- **Stored data entries**
★ ★ ★ ★ ★

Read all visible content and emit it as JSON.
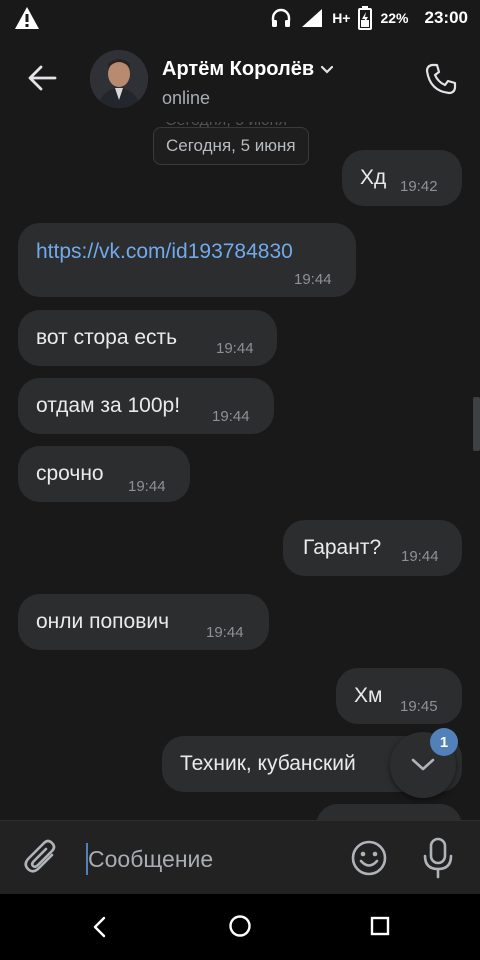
{
  "status_bar": {
    "battery_percent": "22%",
    "time": "23:00",
    "network": "H+",
    "icons": [
      "warning-icon",
      "headphones-icon",
      "signal-icon",
      "network-icon",
      "battery-icon"
    ]
  },
  "header": {
    "contact_name": "Артём Королёв",
    "status": "online",
    "icons": [
      "back-arrow-icon",
      "chevron-down-icon",
      "phone-icon"
    ]
  },
  "chat": {
    "date_label": "Сегодня, 5 июня",
    "date_ghost": "Сегодня, 5 июня",
    "messages": [
      {
        "side": "out",
        "text": "Хд",
        "time": "19:42"
      },
      {
        "side": "in",
        "text": "https://vk.com/id193784830",
        "time": "19:44",
        "is_link": true
      },
      {
        "side": "in",
        "text": "вот стора есть",
        "time": "19:44"
      },
      {
        "side": "in",
        "text": "отдам за 100р!",
        "time": "19:44"
      },
      {
        "side": "in",
        "text": "срочно",
        "time": "19:44"
      },
      {
        "side": "out",
        "text": "Гарант?",
        "time": "19:44"
      },
      {
        "side": "in",
        "text": "онли попович",
        "time": "19:44"
      },
      {
        "side": "out",
        "text": "Хм",
        "time": "19:45"
      },
      {
        "side": "out",
        "text": "Техник, кубанский",
        "time": ""
      }
    ],
    "unread_badge": "1"
  },
  "composer": {
    "placeholder": "Сообщение",
    "value": "",
    "icons": [
      "paperclip-icon",
      "emoji-icon",
      "microphone-icon"
    ]
  },
  "colors": {
    "background": "#19191a",
    "bubble": "#2c2d2f",
    "link": "#71aaeb",
    "accent": "#5181b8"
  }
}
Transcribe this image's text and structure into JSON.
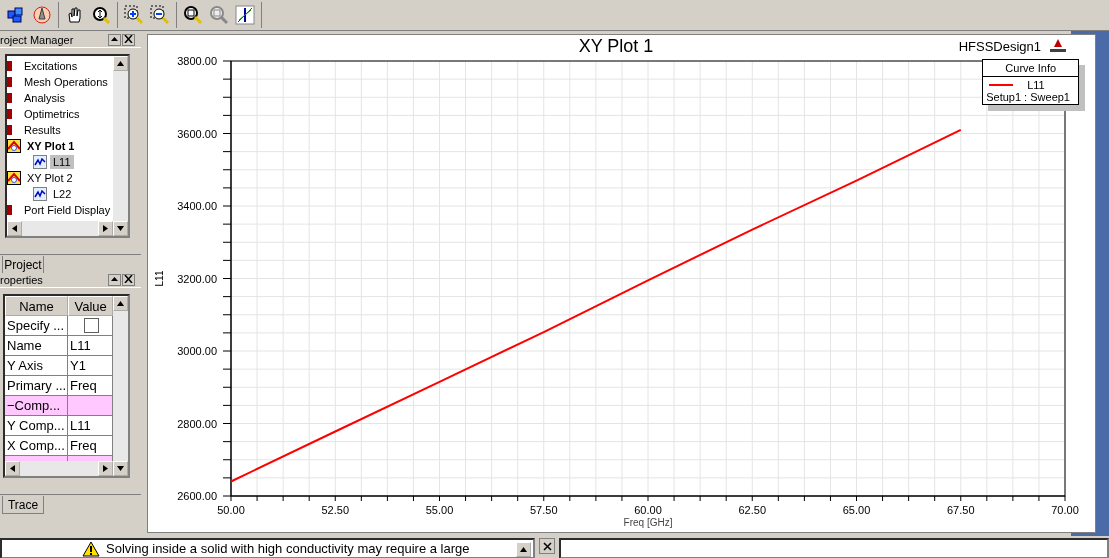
{
  "project_manager": {
    "title": "roject Manager",
    "tab": "Project",
    "tree": [
      {
        "label": "Excitations",
        "kind": "folder",
        "selected": false,
        "active": false
      },
      {
        "label": "Mesh Operations",
        "kind": "folder",
        "selected": false,
        "active": false
      },
      {
        "label": "Analysis",
        "kind": "folder",
        "selected": false,
        "active": false
      },
      {
        "label": "Optimetrics",
        "kind": "folder",
        "selected": false,
        "active": false
      },
      {
        "label": "Results",
        "kind": "folder",
        "selected": false,
        "active": false
      },
      {
        "label": "XY Plot 1",
        "kind": "plot",
        "selected": false,
        "active": true,
        "children": [
          {
            "label": "L11",
            "kind": "trace",
            "selected": true,
            "active": false
          }
        ]
      },
      {
        "label": "XY Plot 2",
        "kind": "plot",
        "selected": false,
        "active": false,
        "children": [
          {
            "label": "L22",
            "kind": "trace",
            "selected": false,
            "active": false
          }
        ]
      },
      {
        "label": "Port Field Display",
        "kind": "folder",
        "selected": false,
        "active": false
      }
    ]
  },
  "properties": {
    "title": "roperties",
    "tab": "Trace",
    "columns": [
      "Name",
      "Value"
    ],
    "rows": [
      {
        "kind": "checkbox",
        "name": "Specify ...",
        "checked": false
      },
      {
        "kind": "text",
        "name": "Name",
        "value": "L11"
      },
      {
        "kind": "text",
        "name": "Y Axis",
        "value": "Y1"
      },
      {
        "kind": "text",
        "name": "Primary ...",
        "value": "Freq"
      },
      {
        "kind": "section",
        "name": "−Comp..."
      },
      {
        "kind": "text",
        "name": "Y Comp...",
        "value": "L11"
      },
      {
        "kind": "text",
        "name": "X Comp...",
        "value": "Freq"
      },
      {
        "kind": "section"
      }
    ]
  },
  "plot": {
    "title": "XY Plot 1",
    "design": "HFSSDesign1",
    "legend": {
      "title": "Curve Info",
      "detail": "Setup1 : Sweep1"
    },
    "chart_data": {
      "type": "line",
      "xlabel": "Freq [GHz]",
      "ylabel": "L11",
      "grid": true,
      "x": [
        50,
        52.5,
        55,
        57.5,
        60,
        62.5,
        65,
        67.5
      ],
      "series": [
        {
          "name": "L11",
          "color": "#ff0000",
          "values": [
            2640,
            2778,
            2915,
            3052,
            3195,
            3335,
            3470,
            3610
          ]
        }
      ],
      "xlim": [
        50,
        70
      ],
      "ylim": [
        2600,
        3800
      ],
      "xticks": [
        {
          "value": 50,
          "label": "50.00"
        },
        {
          "value": 52.5,
          "label": "52.50"
        },
        {
          "value": 55,
          "label": "55.00"
        },
        {
          "value": 57.5,
          "label": "57.50"
        },
        {
          "value": 60,
          "label": "60.00"
        },
        {
          "value": 62.5,
          "label": "62.50"
        },
        {
          "value": 65,
          "label": "65.00"
        },
        {
          "value": 67.5,
          "label": "67.50"
        },
        {
          "value": 70,
          "label": "70.00"
        }
      ],
      "yticks": [
        {
          "value": 2600,
          "label": "2600.00"
        },
        {
          "value": 2800,
          "label": "2800.00"
        },
        {
          "value": 3000,
          "label": "3000.00"
        },
        {
          "value": 3200,
          "label": "3200.00"
        },
        {
          "value": 3400,
          "label": "3400.00"
        },
        {
          "value": 3600,
          "label": "3600.00"
        },
        {
          "value": 3800,
          "label": "3800.00"
        }
      ]
    }
  },
  "message": {
    "text": "Solving inside a solid with high conductivity may require a large"
  }
}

★ ★ ★ ★ ★

- **Exercise**
Restate the full listing verbatim and drop every picture.

- **Answer for this exercise**
Read all visible content and emit it as JSON.
{
  "status_bar": {
    "battery_percent": "22%",
    "time": "23:00",
    "network": "H+",
    "icons": [
      "warning-icon",
      "headphones-icon",
      "signal-icon",
      "network-icon",
      "battery-icon"
    ]
  },
  "header": {
    "contact_name": "Артём Королёв",
    "status": "online",
    "icons": [
      "back-arrow-icon",
      "chevron-down-icon",
      "phone-icon"
    ]
  },
  "chat": {
    "date_label": "Сегодня, 5 июня",
    "date_ghost": "Сегодня, 5 июня",
    "messages": [
      {
        "side": "out",
        "text": "Хд",
        "time": "19:42"
      },
      {
        "side": "in",
        "text": "https://vk.com/id193784830",
        "time": "19:44",
        "is_link": true
      },
      {
        "side": "in",
        "text": "вот стора есть",
        "time": "19:44"
      },
      {
        "side": "in",
        "text": "отдам за 100р!",
        "time": "19:44"
      },
      {
        "side": "in",
        "text": "срочно",
        "time": "19:44"
      },
      {
        "side": "out",
        "text": "Гарант?",
        "time": "19:44"
      },
      {
        "side": "in",
        "text": "онли попович",
        "time": "19:44"
      },
      {
        "side": "out",
        "text": "Хм",
        "time": "19:45"
      },
      {
        "side": "out",
        "text": "Техник, кубанский",
        "time": ""
      }
    ],
    "unread_badge": "1"
  },
  "composer": {
    "placeholder": "Сообщение",
    "value": "",
    "icons": [
      "paperclip-icon",
      "emoji-icon",
      "microphone-icon"
    ]
  },
  "colors": {
    "background": "#19191a",
    "bubble": "#2c2d2f",
    "link": "#71aaeb",
    "accent": "#5181b8"
  }
}
Transcribe this image's text and structure into JSON.
{
  "project_manager": {
    "title": "roject Manager",
    "tab": "Project",
    "tree": [
      {
        "label": "Excitations",
        "kind": "folder",
        "selected": false,
        "active": false
      },
      {
        "label": "Mesh Operations",
        "kind": "folder",
        "selected": false,
        "active": false
      },
      {
        "label": "Analysis",
        "kind": "folder",
        "selected": false,
        "active": false
      },
      {
        "label": "Optimetrics",
        "kind": "folder",
        "selected": false,
        "active": false
      },
      {
        "label": "Results",
        "kind": "folder",
        "selected": false,
        "active": false
      },
      {
        "label": "XY Plot 1",
        "kind": "plot",
        "selected": false,
        "active": true,
        "children": [
          {
            "label": "L11",
            "kind": "trace",
            "selected": true,
            "active": false
          }
        ]
      },
      {
        "label": "XY Plot 2",
        "kind": "plot",
        "selected": false,
        "active": false,
        "children": [
          {
            "label": "L22",
            "kind": "trace",
            "selected": false,
            "active": false
          }
        ]
      },
      {
        "label": "Port Field Display",
        "kind": "folder",
        "selected": false,
        "active": false
      }
    ]
  },
  "properties": {
    "title": "roperties",
    "tab": "Trace",
    "columns": [
      "Name",
      "Value"
    ],
    "rows": [
      {
        "kind": "checkbox",
        "name": "Specify ...",
        "checked": false
      },
      {
        "kind": "text",
        "name": "Name",
        "value": "L11"
      },
      {
        "kind": "text",
        "name": "Y Axis",
        "value": "Y1"
      },
      {
        "kind": "text",
        "name": "Primary ...",
        "value": "Freq"
      },
      {
        "kind": "section",
        "name": "−Comp..."
      },
      {
        "kind": "text",
        "name": "Y Comp...",
        "value": "L11"
      },
      {
        "kind": "text",
        "name": "X Comp...",
        "value": "Freq"
      },
      {
        "kind": "section"
      }
    ]
  },
  "plot": {
    "title": "XY Plot 1",
    "design": "HFSSDesign1",
    "legend": {
      "title": "Curve Info",
      "detail": "Setup1 : Sweep1"
    },
    "chart_data": {
      "type": "line",
      "xlabel": "Freq [GHz]",
      "ylabel": "L11",
      "grid": true,
      "x": [
        50,
        52.5,
        55,
        57.5,
        60,
        62.5,
        65,
        67.5
      ],
      "series": [
        {
          "name": "L11",
          "color": "#ff0000",
          "values": [
            2640,
            2778,
            2915,
            3052,
            3195,
            3335,
            3470,
            3610
          ]
        }
      ],
      "xlim": [
        50,
        70
      ],
      "ylim": [
        2600,
        3800
      ],
      "xticks": [
        {
          "value": 50,
          "label": "50.00"
        },
        {
          "value": 52.5,
          "label": "52.50"
        },
        {
          "value": 55,
          "label": "55.00"
        },
        {
          "value": 57.5,
          "label": "57.50"
        },
        {
          "value": 60,
          "label": "60.00"
        },
        {
          "value": 62.5,
          "label": "62.50"
        },
        {
          "value": 65,
          "label": "65.00"
        },
        {
          "value": 67.5,
          "label": "67.50"
        },
        {
          "value": 70,
          "label": "70.00"
        }
      ],
      "yticks": [
        {
          "value": 2600,
          "label": "2600.00"
        },
        {
          "value": 2800,
          "label": "2800.00"
        },
        {
          "value": 3000,
          "label": "3000.00"
        },
        {
          "value": 3200,
          "label": "3200.00"
        },
        {
          "value": 3400,
          "label": "3400.00"
        },
        {
          "value": 3600,
          "label": "3600.00"
        },
        {
          "value": 3800,
          "label": "3800.00"
        }
      ]
    }
  },
  "message": {
    "text": "Solving inside a solid with high conductivity may require a large"
  }
}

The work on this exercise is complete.